## Figure content listings
____________________
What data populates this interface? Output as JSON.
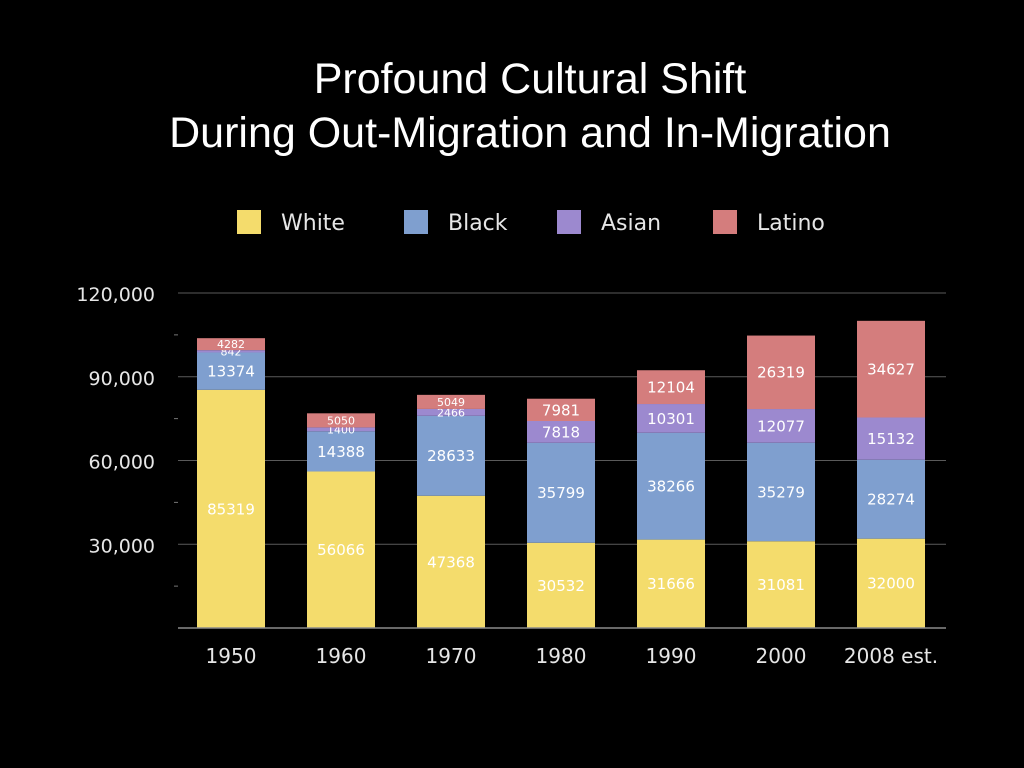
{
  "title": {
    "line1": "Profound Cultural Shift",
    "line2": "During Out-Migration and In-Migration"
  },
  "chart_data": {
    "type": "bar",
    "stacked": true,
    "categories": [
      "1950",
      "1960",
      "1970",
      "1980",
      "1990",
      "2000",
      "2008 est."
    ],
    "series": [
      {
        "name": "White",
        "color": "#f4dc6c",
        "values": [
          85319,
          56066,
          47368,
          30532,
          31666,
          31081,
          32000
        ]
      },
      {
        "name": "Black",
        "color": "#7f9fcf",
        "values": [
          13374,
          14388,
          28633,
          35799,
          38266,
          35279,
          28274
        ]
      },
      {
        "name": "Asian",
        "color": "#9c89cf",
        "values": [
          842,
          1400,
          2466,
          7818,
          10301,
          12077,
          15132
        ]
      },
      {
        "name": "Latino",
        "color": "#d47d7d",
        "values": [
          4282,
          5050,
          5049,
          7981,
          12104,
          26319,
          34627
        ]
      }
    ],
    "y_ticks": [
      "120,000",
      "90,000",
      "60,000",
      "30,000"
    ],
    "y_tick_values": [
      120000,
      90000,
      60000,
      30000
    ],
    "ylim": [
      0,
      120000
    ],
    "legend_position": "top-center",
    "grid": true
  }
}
____________________
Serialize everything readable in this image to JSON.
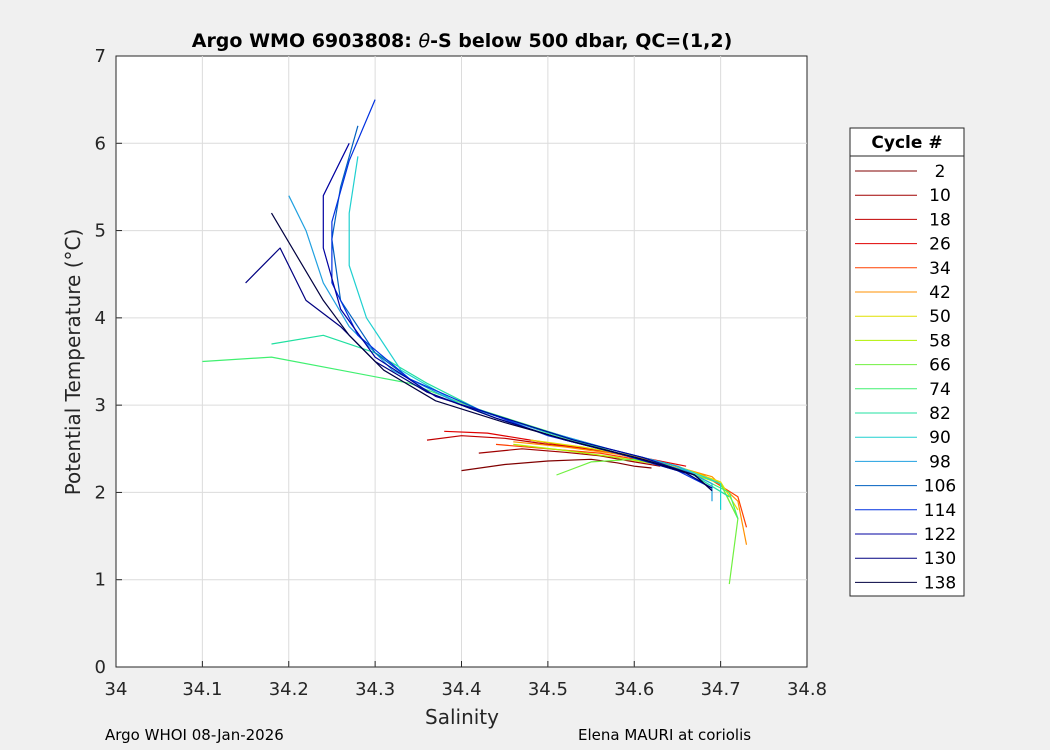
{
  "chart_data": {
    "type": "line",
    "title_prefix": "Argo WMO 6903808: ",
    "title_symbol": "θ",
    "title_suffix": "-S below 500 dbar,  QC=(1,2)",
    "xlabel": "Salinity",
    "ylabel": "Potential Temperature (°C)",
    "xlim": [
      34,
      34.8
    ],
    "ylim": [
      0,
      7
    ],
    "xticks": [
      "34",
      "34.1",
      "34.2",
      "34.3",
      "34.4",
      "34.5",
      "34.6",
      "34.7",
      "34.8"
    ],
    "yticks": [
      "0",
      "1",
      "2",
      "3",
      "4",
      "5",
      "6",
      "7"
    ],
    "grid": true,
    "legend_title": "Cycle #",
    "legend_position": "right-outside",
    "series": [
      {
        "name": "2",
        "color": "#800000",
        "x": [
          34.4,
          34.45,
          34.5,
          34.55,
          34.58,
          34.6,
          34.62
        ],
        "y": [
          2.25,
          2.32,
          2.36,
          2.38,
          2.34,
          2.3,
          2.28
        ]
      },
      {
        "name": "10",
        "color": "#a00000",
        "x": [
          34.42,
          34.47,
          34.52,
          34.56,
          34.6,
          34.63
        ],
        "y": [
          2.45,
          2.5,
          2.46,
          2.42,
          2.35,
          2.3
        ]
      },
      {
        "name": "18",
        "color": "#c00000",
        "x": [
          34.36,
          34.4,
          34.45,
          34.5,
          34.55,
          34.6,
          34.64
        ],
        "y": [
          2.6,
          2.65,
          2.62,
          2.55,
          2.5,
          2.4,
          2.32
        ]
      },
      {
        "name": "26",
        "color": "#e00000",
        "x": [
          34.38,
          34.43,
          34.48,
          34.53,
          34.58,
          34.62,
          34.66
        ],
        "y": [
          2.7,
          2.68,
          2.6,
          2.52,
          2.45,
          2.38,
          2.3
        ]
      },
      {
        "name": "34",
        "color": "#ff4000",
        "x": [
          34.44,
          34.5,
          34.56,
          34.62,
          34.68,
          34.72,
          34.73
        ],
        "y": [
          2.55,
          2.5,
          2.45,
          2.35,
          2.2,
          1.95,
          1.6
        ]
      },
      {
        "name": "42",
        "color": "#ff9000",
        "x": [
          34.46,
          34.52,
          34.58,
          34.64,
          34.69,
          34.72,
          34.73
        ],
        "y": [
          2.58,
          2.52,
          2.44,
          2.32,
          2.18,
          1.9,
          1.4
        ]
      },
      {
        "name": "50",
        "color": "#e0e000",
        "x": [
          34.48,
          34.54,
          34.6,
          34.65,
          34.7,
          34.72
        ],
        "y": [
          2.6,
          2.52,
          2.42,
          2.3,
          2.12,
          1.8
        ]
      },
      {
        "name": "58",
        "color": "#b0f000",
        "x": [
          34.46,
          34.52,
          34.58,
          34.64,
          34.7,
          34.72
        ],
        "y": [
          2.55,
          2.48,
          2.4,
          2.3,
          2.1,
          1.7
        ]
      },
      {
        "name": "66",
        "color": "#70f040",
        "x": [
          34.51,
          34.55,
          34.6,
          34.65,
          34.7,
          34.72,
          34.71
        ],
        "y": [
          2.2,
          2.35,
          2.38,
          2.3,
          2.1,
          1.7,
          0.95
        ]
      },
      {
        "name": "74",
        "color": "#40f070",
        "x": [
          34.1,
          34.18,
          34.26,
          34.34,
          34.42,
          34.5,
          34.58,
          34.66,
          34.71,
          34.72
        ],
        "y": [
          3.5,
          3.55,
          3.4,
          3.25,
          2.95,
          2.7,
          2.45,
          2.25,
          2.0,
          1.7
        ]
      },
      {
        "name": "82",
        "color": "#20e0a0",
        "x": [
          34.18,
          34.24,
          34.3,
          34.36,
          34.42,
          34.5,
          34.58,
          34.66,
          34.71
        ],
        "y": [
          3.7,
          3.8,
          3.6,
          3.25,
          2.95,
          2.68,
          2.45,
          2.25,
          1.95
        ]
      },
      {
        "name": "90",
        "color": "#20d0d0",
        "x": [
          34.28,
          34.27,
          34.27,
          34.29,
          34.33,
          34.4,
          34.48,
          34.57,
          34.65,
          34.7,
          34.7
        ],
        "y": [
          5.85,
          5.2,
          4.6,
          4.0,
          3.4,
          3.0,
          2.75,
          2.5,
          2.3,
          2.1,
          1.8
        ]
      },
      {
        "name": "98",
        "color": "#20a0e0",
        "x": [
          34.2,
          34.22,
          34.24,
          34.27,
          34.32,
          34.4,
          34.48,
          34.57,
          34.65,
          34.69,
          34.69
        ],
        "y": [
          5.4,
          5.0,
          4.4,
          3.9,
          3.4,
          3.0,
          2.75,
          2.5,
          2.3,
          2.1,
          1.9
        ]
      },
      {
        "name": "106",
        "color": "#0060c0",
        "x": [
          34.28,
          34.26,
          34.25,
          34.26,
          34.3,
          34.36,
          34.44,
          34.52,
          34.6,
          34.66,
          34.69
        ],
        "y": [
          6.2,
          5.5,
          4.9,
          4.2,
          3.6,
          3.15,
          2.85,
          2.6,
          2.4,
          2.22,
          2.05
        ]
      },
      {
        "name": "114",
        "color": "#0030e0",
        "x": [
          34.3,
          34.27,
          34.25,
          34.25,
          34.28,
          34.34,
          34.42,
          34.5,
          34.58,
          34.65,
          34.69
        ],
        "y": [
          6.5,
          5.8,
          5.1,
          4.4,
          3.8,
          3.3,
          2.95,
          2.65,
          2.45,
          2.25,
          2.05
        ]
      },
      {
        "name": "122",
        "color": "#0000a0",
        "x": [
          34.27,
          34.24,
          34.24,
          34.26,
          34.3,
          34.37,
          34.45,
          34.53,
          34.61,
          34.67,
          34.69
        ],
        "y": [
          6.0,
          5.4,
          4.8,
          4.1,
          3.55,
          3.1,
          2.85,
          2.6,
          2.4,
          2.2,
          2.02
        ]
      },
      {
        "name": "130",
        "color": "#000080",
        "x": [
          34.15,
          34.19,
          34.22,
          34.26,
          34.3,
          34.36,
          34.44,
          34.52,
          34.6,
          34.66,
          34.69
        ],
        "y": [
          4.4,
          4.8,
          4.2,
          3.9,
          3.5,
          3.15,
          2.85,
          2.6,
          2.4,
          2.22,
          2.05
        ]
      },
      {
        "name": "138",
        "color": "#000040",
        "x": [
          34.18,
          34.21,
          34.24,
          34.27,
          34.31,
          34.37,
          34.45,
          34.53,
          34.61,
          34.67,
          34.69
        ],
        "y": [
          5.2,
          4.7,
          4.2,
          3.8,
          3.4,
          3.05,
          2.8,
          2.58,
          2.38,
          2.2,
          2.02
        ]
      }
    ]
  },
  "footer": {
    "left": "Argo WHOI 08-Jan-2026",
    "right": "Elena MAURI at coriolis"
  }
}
____________________
## Aim
All lines holding the word "JSON" should be picked out and copied.

## Worked solution
What data populates this interface? Output as JSON.
Serialize everything readable in this image to JSON.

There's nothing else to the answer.